• **Element box annotations**
Start

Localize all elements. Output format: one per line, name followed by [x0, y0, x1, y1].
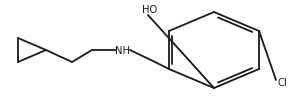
Text: Cl: Cl	[278, 78, 288, 88]
Text: HO: HO	[142, 5, 157, 15]
Text: NH: NH	[116, 46, 131, 56]
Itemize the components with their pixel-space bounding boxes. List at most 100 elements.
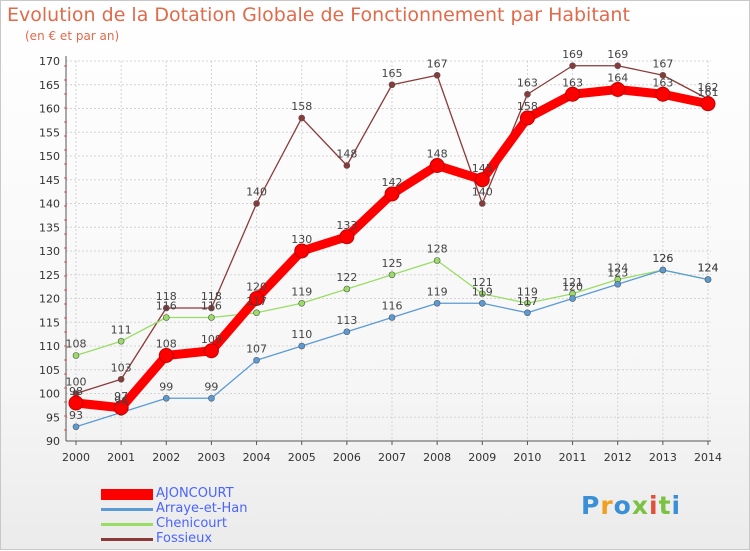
data-label-chenicourt: 121 — [562, 276, 583, 289]
y-tick-label: 155 — [39, 126, 60, 139]
data-point-fossieux — [208, 304, 215, 312]
data-point-chenicourt — [162, 314, 170, 321]
data-label-fossieux: 163 — [517, 76, 538, 89]
data-point-ajoncourt — [565, 86, 581, 102]
y-tick-label: 110 — [39, 340, 60, 353]
data-label-chenicourt: 111 — [111, 323, 132, 336]
logo-letter: r — [600, 491, 614, 520]
data-labels: 100 103 118 118 140 158 148 165 167 140 163 169 169 1… — [66, 48, 719, 422]
data-label-fossieux: 140 — [246, 186, 267, 199]
data-point-arraye-et-han — [388, 314, 396, 321]
data-point-chenicourt — [117, 337, 125, 345]
data-point-chenicourt — [388, 271, 396, 279]
legend-label-chenicourt: Chenicourt — [156, 516, 227, 531]
data-point-arraye-et-han — [524, 309, 531, 317]
data-point-arraye-et-han — [478, 299, 486, 307]
data-label-arraye-et-han: 116 — [382, 300, 403, 313]
y-tick-label: 125 — [39, 269, 60, 282]
data-point-fossieux — [162, 304, 170, 312]
y-tick-label: 105 — [39, 364, 60, 377]
data-label-chenicourt: 116 — [156, 300, 177, 313]
data-point-arraye-et-han — [704, 276, 712, 283]
x-tick-label: 2011 — [559, 451, 587, 464]
y-tick-label: 170 — [39, 55, 60, 68]
data-label-arraye-et-han: 96 — [114, 395, 128, 408]
data-point-fossieux — [298, 114, 306, 122]
data-point-ajoncourt — [700, 96, 716, 112]
x-tick-label: 2005 — [288, 451, 316, 464]
data-point-fossieux — [524, 90, 531, 98]
data-point-chenicourt — [343, 285, 351, 293]
data-point-arraye-et-han — [162, 394, 170, 402]
logo-letter: P — [581, 491, 601, 520]
y-tick-label: 160 — [39, 103, 60, 116]
x-tick-label: 2010 — [513, 451, 541, 464]
y-tick-label: 95 — [46, 411, 60, 424]
data-label-chenicourt: 116 — [201, 300, 222, 313]
y-tick-label: 150 — [39, 150, 60, 163]
y-tick-label: 130 — [39, 245, 60, 258]
data-label-fossieux: 169 — [562, 48, 583, 61]
data-label-ajoncourt: 161 — [698, 86, 719, 99]
data-point-fossieux — [614, 62, 622, 70]
data-point-ajoncourt — [610, 82, 626, 97]
data-label-fossieux: 169 — [607, 48, 628, 61]
data-point-ajoncourt — [519, 110, 535, 126]
chart-subtitle: (en € et par an) — [25, 29, 120, 43]
data-label-chenicourt: 108 — [66, 338, 87, 351]
data-point-arraye-et-han — [253, 356, 260, 364]
data-point-chenicourt — [524, 299, 531, 307]
y-tick-label: 100 — [39, 388, 60, 401]
data-label-chenicourt: 126 — [652, 252, 673, 265]
data-label-ajoncourt: 98 — [69, 385, 83, 398]
logo-letter: i — [671, 491, 682, 520]
legend-swatch-arraye-et-han — [101, 508, 153, 511]
data-label-chenicourt: 119 — [517, 285, 538, 298]
data-point-arraye-et-han — [298, 342, 306, 350]
data-label-ajoncourt: 158 — [517, 100, 538, 113]
data-label-chenicourt: 125 — [382, 257, 403, 270]
data-label-chenicourt: 128 — [427, 243, 448, 256]
data-point-ajoncourt — [113, 400, 129, 416]
data-point-fossieux — [433, 71, 441, 79]
data-label-fossieux: 140 — [472, 186, 493, 199]
data-point-arraye-et-han — [614, 280, 622, 288]
y-tick-label: 90 — [46, 435, 60, 448]
data-point-fossieux — [659, 71, 667, 79]
data-label-arraye-et-han: 119 — [427, 285, 448, 298]
x-tick-label: 2013 — [649, 451, 677, 464]
data-label-ajoncourt: 163 — [652, 76, 673, 89]
x-tick-label: 2001 — [107, 451, 135, 464]
legend-label-fossieux: Fossieux — [156, 531, 213, 546]
y-tick-label: 140 — [39, 198, 60, 211]
data-label-ajoncourt: 163 — [562, 76, 583, 89]
logo-letter: x — [631, 491, 649, 520]
data-label-fossieux: 167 — [427, 57, 448, 70]
legend-swatch-chenicourt — [101, 523, 153, 526]
data-point-ajoncourt — [474, 172, 490, 188]
data-label-ajoncourt: 120 — [246, 281, 267, 294]
data-label-arraye-et-han: 107 — [246, 342, 267, 355]
chart-title: Evolution de la Dotation Globale de Fonc… — [7, 4, 630, 26]
data-point-chenicourt — [208, 314, 215, 321]
data-label-ajoncourt: 133 — [336, 219, 357, 232]
data-point-chenicourt — [433, 257, 441, 264]
data-point-arraye-et-han — [433, 299, 441, 307]
data-label-fossieux: 162 — [698, 81, 719, 94]
data-label-chenicourt: 119 — [291, 285, 312, 298]
data-point-chenicourt — [253, 309, 260, 317]
data-label-fossieux: 167 — [652, 57, 673, 70]
data-point-chenicourt — [478, 290, 486, 298]
data-label-arraye-et-han: 110 — [291, 328, 312, 341]
data-label-chenicourt: 124 — [698, 262, 719, 275]
data-point-ajoncourt — [429, 158, 445, 173]
legend-swatch-fossieux — [101, 538, 153, 541]
x-tick-label: 2009 — [468, 451, 496, 464]
data-point-fossieux — [388, 81, 396, 89]
data-label-fossieux: 100 — [66, 376, 87, 389]
data-point-arraye-et-han — [208, 394, 215, 402]
data-point-arraye-et-han — [343, 328, 351, 336]
data-label-chenicourt: 122 — [336, 271, 357, 284]
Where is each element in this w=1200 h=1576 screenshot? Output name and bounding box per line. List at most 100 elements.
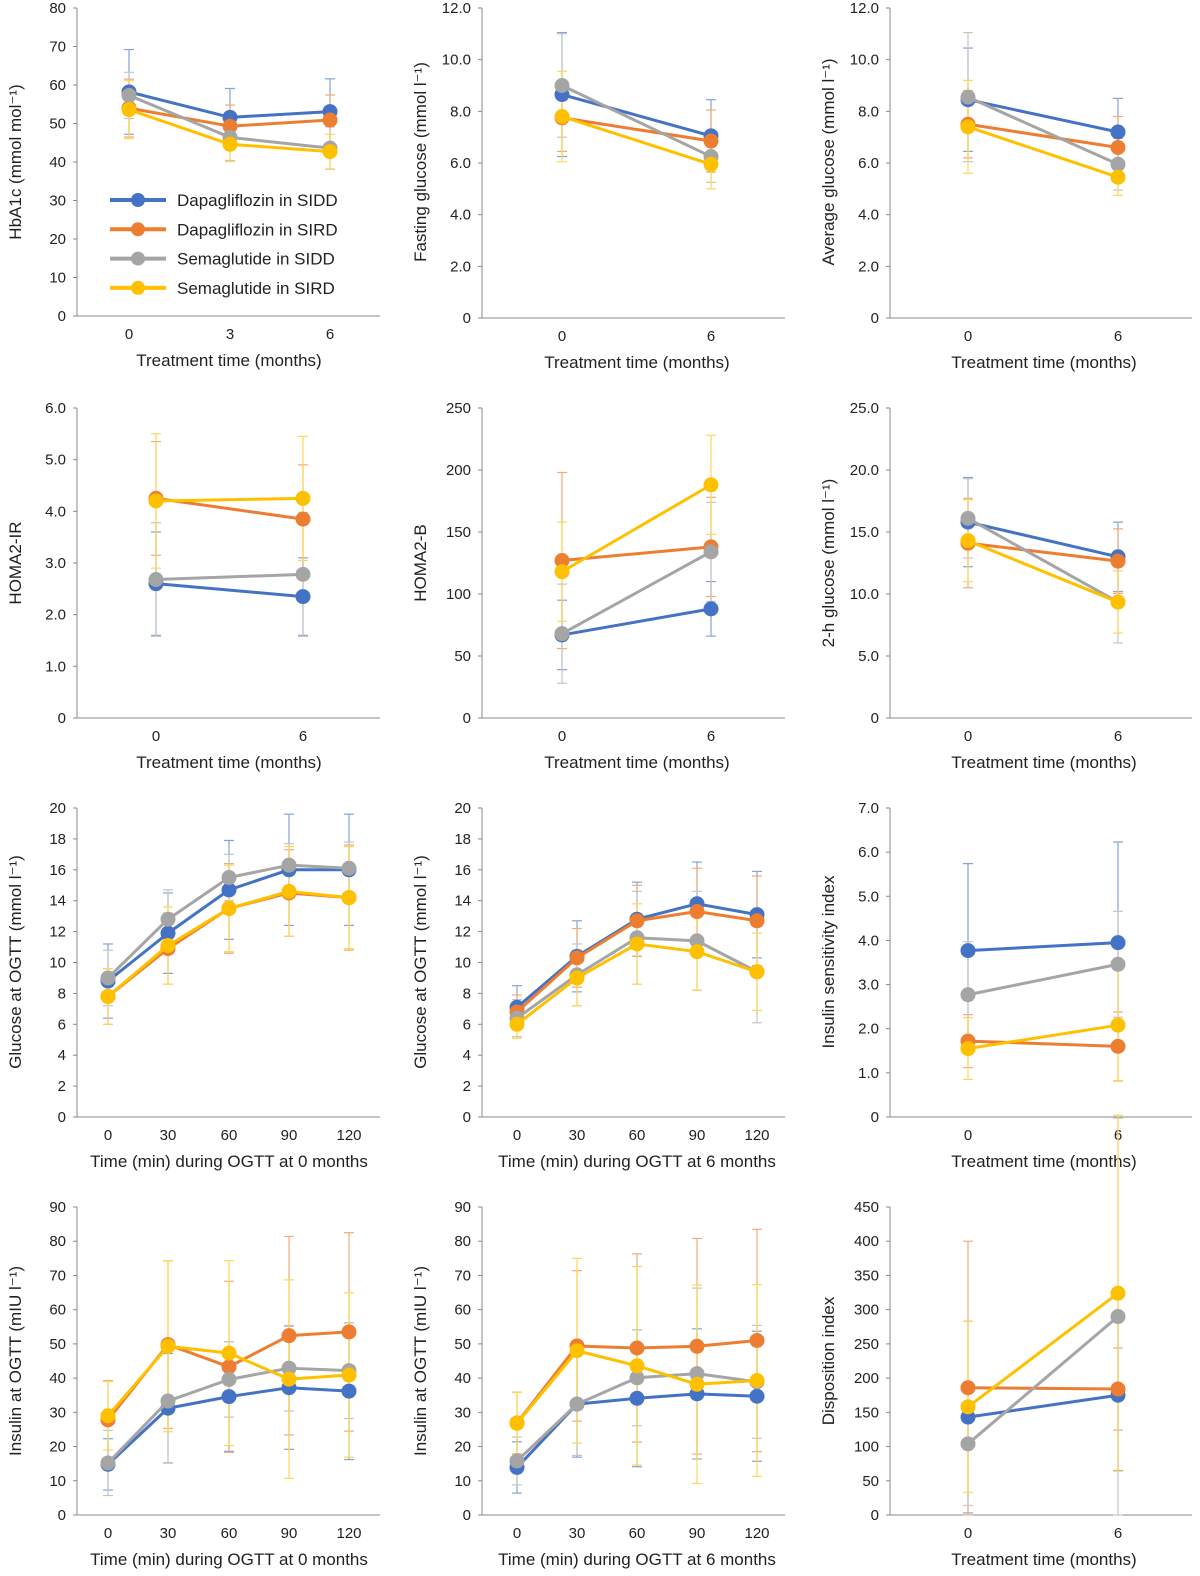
y-tick-label: 16 [49, 862, 66, 879]
y-tick-label: 6.0 [450, 155, 471, 172]
y-tick-label: 2 [463, 1078, 471, 1095]
y-tick-label: 6 [58, 1016, 66, 1033]
y-tick-label: 20 [49, 1439, 66, 1456]
data-point [554, 78, 570, 93]
series-line-1 [967, 520, 1119, 559]
data-point [703, 156, 719, 172]
y-tick-label: 450 [854, 1199, 879, 1216]
y-tick-label: 10.0 [850, 52, 879, 69]
y-tick-label: 20.0 [850, 462, 879, 479]
y-tick-label: 4.0 [450, 207, 471, 224]
legend-item: Semaglutide in SIRD [110, 279, 335, 298]
data-point [569, 950, 585, 966]
chart-panel-3: 0 2.0 4.0 6.0 8.0 10.0 12.0 0 6 Treatment time (m… [819, 0, 1192, 372]
x-axis-label: Treatment time (months) [951, 353, 1136, 372]
y-tick-label: 300 [854, 1302, 879, 1319]
y-tick-label: 30 [49, 1404, 66, 1421]
legend-item: Dapagliflozin in SIRD [110, 220, 338, 239]
x-tick-label: 120 [336, 1525, 361, 1542]
data-point [295, 589, 311, 605]
legend-marker [131, 222, 145, 237]
data-point [960, 1380, 976, 1396]
legend: Dapagliflozin in SIDD Dapagliflozin in SI… [110, 191, 338, 298]
data-point [703, 601, 719, 617]
y-tick-label: 60 [49, 77, 66, 94]
y-tick-label: 40 [49, 154, 66, 171]
series-line-3 [967, 95, 1119, 166]
data-point [100, 970, 116, 986]
data-point [100, 988, 116, 1004]
data-point [703, 477, 719, 493]
x-tick-label: 90 [689, 1525, 706, 1542]
y-tick-label: 0 [463, 310, 471, 327]
y-tick-label: 250 [854, 1336, 879, 1353]
y-tick-label: 6.0 [45, 400, 66, 417]
x-axis-label: Treatment time (months) [136, 351, 321, 370]
y-tick-label: 20 [454, 800, 471, 817]
y-tick-label: 6 [463, 1016, 471, 1033]
y-axis-label: Fasting glucose (mmol l⁻¹) [411, 62, 430, 262]
data-point [148, 572, 164, 588]
x-axis-label: Treatment time (months) [544, 753, 729, 772]
data-point [281, 1328, 297, 1344]
legend-label: Semaglutide in SIDD [177, 250, 335, 269]
data-point [341, 1367, 357, 1383]
data-point [569, 970, 585, 986]
y-tick-label: 50 [49, 1336, 66, 1353]
data-point [689, 944, 705, 960]
data-point [281, 1360, 297, 1376]
x-axis-label: Treatment time (months) [951, 1550, 1136, 1569]
y-tick-label: 0 [58, 308, 66, 325]
y-tick-label: 100 [854, 1439, 879, 1456]
legend-item: Dapagliflozin in SIDD [110, 191, 338, 210]
y-tick-label: 200 [446, 462, 471, 479]
y-axis-label: Glucose at OGTT (mmol l⁻¹) [6, 855, 25, 1069]
y-tick-label: 6.0 [858, 844, 879, 861]
x-tick-label: 30 [569, 1525, 586, 1542]
y-tick-label: 6.0 [858, 155, 879, 172]
data-point [295, 511, 311, 527]
data-point [749, 1332, 765, 1348]
y-tick-label: 12 [454, 924, 471, 941]
x-tick-label: 6 [299, 728, 307, 745]
y-tick-label: 90 [49, 1199, 66, 1216]
legend-marker [131, 193, 145, 207]
series-line-3 [967, 1315, 1119, 1445]
series-line-4 [967, 539, 1119, 604]
y-tick-label: 60 [454, 1302, 471, 1319]
data-point [689, 1376, 705, 1392]
y-tick-label: 2.0 [450, 258, 471, 275]
y-tick-label: 2.0 [858, 1021, 879, 1038]
x-axis-label: Time (min) during OGTT at 0 months [90, 1152, 368, 1171]
series-line-4 [967, 1023, 1119, 1051]
y-tick-label: 10 [49, 1473, 66, 1490]
y-axis-label: HOMA2-B [411, 524, 430, 601]
x-tick-label: 6 [707, 728, 715, 745]
data-point [629, 936, 645, 952]
y-tick-label: 18 [454, 831, 471, 848]
x-tick-label: 120 [336, 1127, 361, 1144]
series-line-1 [967, 1393, 1119, 1419]
y-tick-label: 20 [454, 1439, 471, 1456]
data-point [281, 1371, 297, 1387]
y-axis-label: Disposition index [819, 1296, 838, 1425]
data-point [689, 1366, 705, 1382]
x-tick-label: 60 [221, 1525, 238, 1542]
data-point [509, 1415, 525, 1431]
data-point [689, 904, 705, 920]
x-tick-label: 30 [569, 1127, 586, 1144]
data-point [222, 118, 238, 134]
data-point [569, 1396, 585, 1412]
x-tick-label: 90 [689, 1127, 706, 1144]
data-point [629, 1340, 645, 1356]
y-tick-label: 10.0 [442, 52, 471, 69]
chart-panel-1: 0 10 20 30 40 50 60 70 80 0 3 6 Treatment time (mont… [6, 0, 380, 370]
data-point [1110, 1017, 1126, 1033]
data-point [160, 1393, 176, 1409]
y-tick-label: 80 [49, 1233, 66, 1250]
data-point [1110, 935, 1126, 951]
chart-panel-6: 0 5.0 10.0 15.0 20.0 25.0 0 6 Treatment time (mo… [819, 400, 1192, 772]
data-point [1110, 1309, 1126, 1325]
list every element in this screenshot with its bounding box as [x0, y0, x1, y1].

End

Could you give again everything from the line containing "y-tick-label: 16 [49, 862, 66, 879]" down to the line containing "y-tick-label: 0 [58, 308, 66, 325]", both included, as they appear in the rows above?

• **Written answer**
y-tick-label: 16 [49, 862, 66, 879]
y-tick-label: 6.0 [450, 155, 471, 172]
y-tick-label: 2 [463, 1078, 471, 1095]
y-tick-label: 6 [58, 1016, 66, 1033]
y-tick-label: 20 [49, 1439, 66, 1456]
data-point [554, 78, 570, 93]
series-line-1 [967, 520, 1119, 559]
data-point [703, 156, 719, 172]
y-tick-label: 450 [854, 1199, 879, 1216]
y-tick-label: 10.0 [850, 52, 879, 69]
y-tick-label: 20.0 [850, 462, 879, 479]
y-tick-label: 4.0 [450, 207, 471, 224]
legend-item: Semaglutide in SIRD [110, 279, 335, 298]
data-point [569, 950, 585, 966]
chart-panel-3: 0 2.0 4.0 6.0 8.0 10.0 12.0 0 6 Treatment time (m… [819, 0, 1192, 372]
x-axis-label: Treatment time (months) [951, 353, 1136, 372]
y-tick-label: 300 [854, 1302, 879, 1319]
y-tick-label: 30 [49, 1404, 66, 1421]
legend-item: Dapagliflozin in SIRD [110, 220, 338, 239]
x-tick-label: 120 [336, 1525, 361, 1542]
data-point [295, 589, 311, 605]
legend-marker [131, 222, 145, 237]
data-point [960, 1380, 976, 1396]
legend: Dapagliflozin in SIDD Dapagliflozin in SI… [110, 191, 338, 298]
data-point [703, 601, 719, 617]
y-tick-label: 60 [49, 77, 66, 94]
y-tick-label: 40 [49, 154, 66, 171]
series-line-3 [967, 95, 1119, 166]
data-point [100, 970, 116, 986]
data-point [100, 988, 116, 1004]
data-point [703, 477, 719, 493]
x-tick-label: 90 [689, 1525, 706, 1542]
y-tick-label: 0 [463, 310, 471, 327]
y-tick-label: 250 [854, 1336, 879, 1353]
y-tick-label: 6.0 [45, 400, 66, 417]
x-axis-label: Treatment time (months) [136, 351, 321, 370]
y-tick-label: 20 [454, 800, 471, 817]
y-tick-label: 6 [463, 1016, 471, 1033]
y-axis-label: Fasting glucose (mmol l⁻¹) [411, 62, 430, 262]
data-point [148, 572, 164, 588]
x-axis-label: Treatment time (months) [544, 753, 729, 772]
data-point [281, 1328, 297, 1344]
legend-label: Semaglutide in SIDD [177, 250, 335, 269]
data-point [341, 1367, 357, 1383]
data-point [569, 970, 585, 986]
y-tick-label: 50 [49, 1336, 66, 1353]
data-point [689, 944, 705, 960]
data-point [281, 1360, 297, 1376]
x-axis-label: Treatment time (months) [951, 1550, 1136, 1569]
y-tick-label: 0 [58, 308, 66, 325]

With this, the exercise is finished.